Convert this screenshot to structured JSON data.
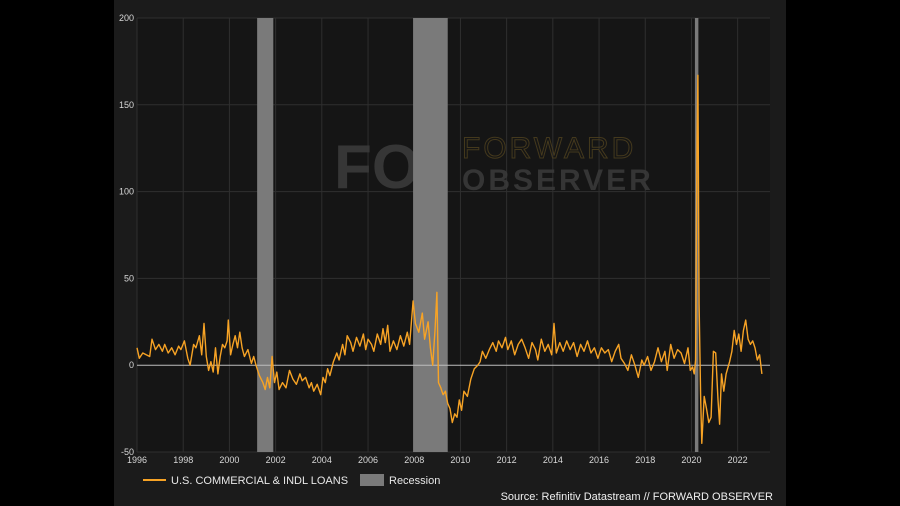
{
  "chart_data": {
    "type": "line",
    "title": "",
    "xlabel": "",
    "ylabel": "",
    "ylim": [
      -50,
      200
    ],
    "xlim": [
      1996,
      2023.4
    ],
    "y_ticks": [
      "200",
      "150",
      "100",
      "50",
      "0",
      "-50"
    ],
    "x_ticks": [
      "1996",
      "1998",
      "2000",
      "2002",
      "2004",
      "2006",
      "2008",
      "2010",
      "2012",
      "2014",
      "2016",
      "2018",
      "2020",
      "2022"
    ],
    "grid": true,
    "legend_position": "bottom-left",
    "series": [
      {
        "name": "U.S. COMMERCIAL & INDL LOANS",
        "color": "#f7a325",
        "points": [
          [
            1996.0,
            10
          ],
          [
            1996.1,
            4
          ],
          [
            1996.25,
            7
          ],
          [
            1996.4,
            6
          ],
          [
            1996.55,
            5
          ],
          [
            1996.65,
            15
          ],
          [
            1996.8,
            9
          ],
          [
            1996.95,
            12
          ],
          [
            1997.1,
            8
          ],
          [
            1997.2,
            12
          ],
          [
            1997.35,
            7
          ],
          [
            1997.5,
            10
          ],
          [
            1997.65,
            6
          ],
          [
            1997.8,
            11
          ],
          [
            1997.9,
            9
          ],
          [
            1998.05,
            14
          ],
          [
            1998.2,
            4
          ],
          [
            1998.3,
            0
          ],
          [
            1998.45,
            12
          ],
          [
            1998.55,
            10
          ],
          [
            1998.7,
            17
          ],
          [
            1998.8,
            6
          ],
          [
            1998.9,
            24
          ],
          [
            1999.0,
            5
          ],
          [
            1999.1,
            -3
          ],
          [
            1999.2,
            2
          ],
          [
            1999.3,
            -4
          ],
          [
            1999.4,
            10
          ],
          [
            1999.5,
            -5
          ],
          [
            1999.6,
            5
          ],
          [
            1999.7,
            12
          ],
          [
            1999.8,
            10
          ],
          [
            1999.9,
            14
          ],
          [
            1999.95,
            26
          ],
          [
            2000.05,
            6
          ],
          [
            2000.15,
            12
          ],
          [
            2000.25,
            17
          ],
          [
            2000.35,
            10
          ],
          [
            2000.45,
            19
          ],
          [
            2000.55,
            10
          ],
          [
            2000.65,
            5
          ],
          [
            2000.8,
            9
          ],
          [
            2000.95,
            1
          ],
          [
            2001.05,
            5
          ],
          [
            2001.15,
            0
          ],
          [
            2001.3,
            -6
          ],
          [
            2001.45,
            -10
          ],
          [
            2001.55,
            -14
          ],
          [
            2001.65,
            -7
          ],
          [
            2001.75,
            -13
          ],
          [
            2001.85,
            5
          ],
          [
            2001.95,
            -10
          ],
          [
            2002.05,
            -4
          ],
          [
            2002.15,
            -14
          ],
          [
            2002.3,
            -10
          ],
          [
            2002.45,
            -13
          ],
          [
            2002.6,
            -3
          ],
          [
            2002.75,
            -8
          ],
          [
            2002.9,
            -11
          ],
          [
            2003.05,
            -5
          ],
          [
            2003.15,
            -9
          ],
          [
            2003.3,
            -7
          ],
          [
            2003.45,
            -13
          ],
          [
            2003.55,
            -10
          ],
          [
            2003.65,
            -15
          ],
          [
            2003.8,
            -11
          ],
          [
            2003.95,
            -17
          ],
          [
            2004.05,
            -7
          ],
          [
            2004.15,
            -10
          ],
          [
            2004.25,
            -2
          ],
          [
            2004.35,
            -6
          ],
          [
            2004.5,
            2
          ],
          [
            2004.65,
            7
          ],
          [
            2004.75,
            3
          ],
          [
            2004.9,
            12
          ],
          [
            2005.0,
            6
          ],
          [
            2005.1,
            17
          ],
          [
            2005.25,
            13
          ],
          [
            2005.35,
            8
          ],
          [
            2005.5,
            16
          ],
          [
            2005.65,
            11
          ],
          [
            2005.8,
            18
          ],
          [
            2005.9,
            9
          ],
          [
            2006.0,
            15
          ],
          [
            2006.15,
            12
          ],
          [
            2006.25,
            8
          ],
          [
            2006.4,
            18
          ],
          [
            2006.55,
            12
          ],
          [
            2006.65,
            21
          ],
          [
            2006.75,
            13
          ],
          [
            2006.85,
            23
          ],
          [
            2006.95,
            8
          ],
          [
            2007.1,
            14
          ],
          [
            2007.25,
            9
          ],
          [
            2007.4,
            17
          ],
          [
            2007.55,
            11
          ],
          [
            2007.7,
            19
          ],
          [
            2007.8,
            12
          ],
          [
            2007.95,
            37
          ],
          [
            2008.05,
            24
          ],
          [
            2008.2,
            19
          ],
          [
            2008.35,
            30
          ],
          [
            2008.45,
            15
          ],
          [
            2008.6,
            25
          ],
          [
            2008.7,
            10
          ],
          [
            2008.8,
            0
          ],
          [
            2008.9,
            20
          ],
          [
            2008.98,
            42
          ],
          [
            2009.05,
            -10
          ],
          [
            2009.15,
            -13
          ],
          [
            2009.25,
            -17
          ],
          [
            2009.35,
            -15
          ],
          [
            2009.45,
            -22
          ],
          [
            2009.55,
            -25
          ],
          [
            2009.65,
            -33
          ],
          [
            2009.75,
            -28
          ],
          [
            2009.85,
            -30
          ],
          [
            2009.95,
            -20
          ],
          [
            2010.05,
            -26
          ],
          [
            2010.15,
            -15
          ],
          [
            2010.3,
            -18
          ],
          [
            2010.45,
            -8
          ],
          [
            2010.6,
            -2
          ],
          [
            2010.75,
            0
          ],
          [
            2010.85,
            2
          ],
          [
            2010.95,
            8
          ],
          [
            2011.1,
            4
          ],
          [
            2011.25,
            9
          ],
          [
            2011.4,
            13
          ],
          [
            2011.55,
            8
          ],
          [
            2011.65,
            14
          ],
          [
            2011.8,
            10
          ],
          [
            2011.95,
            16
          ],
          [
            2012.05,
            9
          ],
          [
            2012.2,
            14
          ],
          [
            2012.35,
            6
          ],
          [
            2012.5,
            12
          ],
          [
            2012.65,
            15
          ],
          [
            2012.8,
            10
          ],
          [
            2012.95,
            4
          ],
          [
            2013.1,
            13
          ],
          [
            2013.25,
            9
          ],
          [
            2013.35,
            3
          ],
          [
            2013.5,
            15
          ],
          [
            2013.65,
            8
          ],
          [
            2013.8,
            12
          ],
          [
            2013.95,
            6
          ],
          [
            2014.05,
            24
          ],
          [
            2014.15,
            7
          ],
          [
            2014.3,
            13
          ],
          [
            2014.45,
            8
          ],
          [
            2014.6,
            14
          ],
          [
            2014.75,
            9
          ],
          [
            2014.9,
            13
          ],
          [
            2015.05,
            5
          ],
          [
            2015.2,
            12
          ],
          [
            2015.35,
            8
          ],
          [
            2015.5,
            14
          ],
          [
            2015.65,
            7
          ],
          [
            2015.8,
            10
          ],
          [
            2015.95,
            4
          ],
          [
            2016.1,
            10
          ],
          [
            2016.25,
            7
          ],
          [
            2016.4,
            9
          ],
          [
            2016.55,
            2
          ],
          [
            2016.7,
            8
          ],
          [
            2016.85,
            12
          ],
          [
            2016.95,
            4
          ],
          [
            2017.1,
            1
          ],
          [
            2017.25,
            -3
          ],
          [
            2017.4,
            6
          ],
          [
            2017.55,
            0
          ],
          [
            2017.7,
            -7
          ],
          [
            2017.85,
            3
          ],
          [
            2017.95,
            0
          ],
          [
            2018.1,
            5
          ],
          [
            2018.25,
            -3
          ],
          [
            2018.4,
            2
          ],
          [
            2018.55,
            10
          ],
          [
            2018.7,
            2
          ],
          [
            2018.85,
            8
          ],
          [
            2018.95,
            -3
          ],
          [
            2019.1,
            12
          ],
          [
            2019.25,
            4
          ],
          [
            2019.4,
            9
          ],
          [
            2019.55,
            7
          ],
          [
            2019.7,
            1
          ],
          [
            2019.85,
            10
          ],
          [
            2019.95,
            -3
          ],
          [
            2020.05,
            -1
          ],
          [
            2020.12,
            -5
          ],
          [
            2020.18,
            3
          ],
          [
            2020.24,
            130
          ],
          [
            2020.28,
            167
          ],
          [
            2020.33,
            35
          ],
          [
            2020.4,
            -20
          ],
          [
            2020.45,
            -45
          ],
          [
            2020.55,
            -18
          ],
          [
            2020.65,
            -25
          ],
          [
            2020.75,
            -33
          ],
          [
            2020.85,
            -30
          ],
          [
            2020.95,
            8
          ],
          [
            2021.05,
            7
          ],
          [
            2021.15,
            -20
          ],
          [
            2021.22,
            -34
          ],
          [
            2021.3,
            -5
          ],
          [
            2021.4,
            -15
          ],
          [
            2021.5,
            -5
          ],
          [
            2021.65,
            2
          ],
          [
            2021.75,
            8
          ],
          [
            2021.85,
            20
          ],
          [
            2021.95,
            12
          ],
          [
            2022.05,
            18
          ],
          [
            2022.15,
            8
          ],
          [
            2022.25,
            20
          ],
          [
            2022.35,
            26
          ],
          [
            2022.45,
            15
          ],
          [
            2022.55,
            12
          ],
          [
            2022.65,
            14
          ],
          [
            2022.75,
            10
          ],
          [
            2022.85,
            3
          ],
          [
            2022.95,
            6
          ],
          [
            2023.05,
            -5
          ]
        ]
      }
    ],
    "recessions": [
      {
        "start": 2001.2,
        "end": 2001.9
      },
      {
        "start": 2007.95,
        "end": 2009.45
      },
      {
        "start": 2020.15,
        "end": 2020.3
      }
    ],
    "legend": {
      "line_label": "U.S. COMMERCIAL & INDL LOANS",
      "recession_label": "Recession"
    },
    "source": "Source: Refinitiv Datastream // FORWARD OBSERVER",
    "colors": {
      "line": "#f7a325",
      "recession": "#7a7a7a",
      "background": "#1b1b1b",
      "plot_background": "#151515",
      "grid": "#2f2f2f",
      "zero_line": "#bdbdbd"
    }
  },
  "watermark": {
    "logo": "FO",
    "line1": "FORWARD",
    "line2": "OBSERVER"
  }
}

------------

**To do:**
Gather each line holding the string "INDL".

**Response:**
        "name": "U.S. COMMERCIAL & INDL LOANS",
      "line_label": "U.S. COMMERCIAL & INDL LOANS",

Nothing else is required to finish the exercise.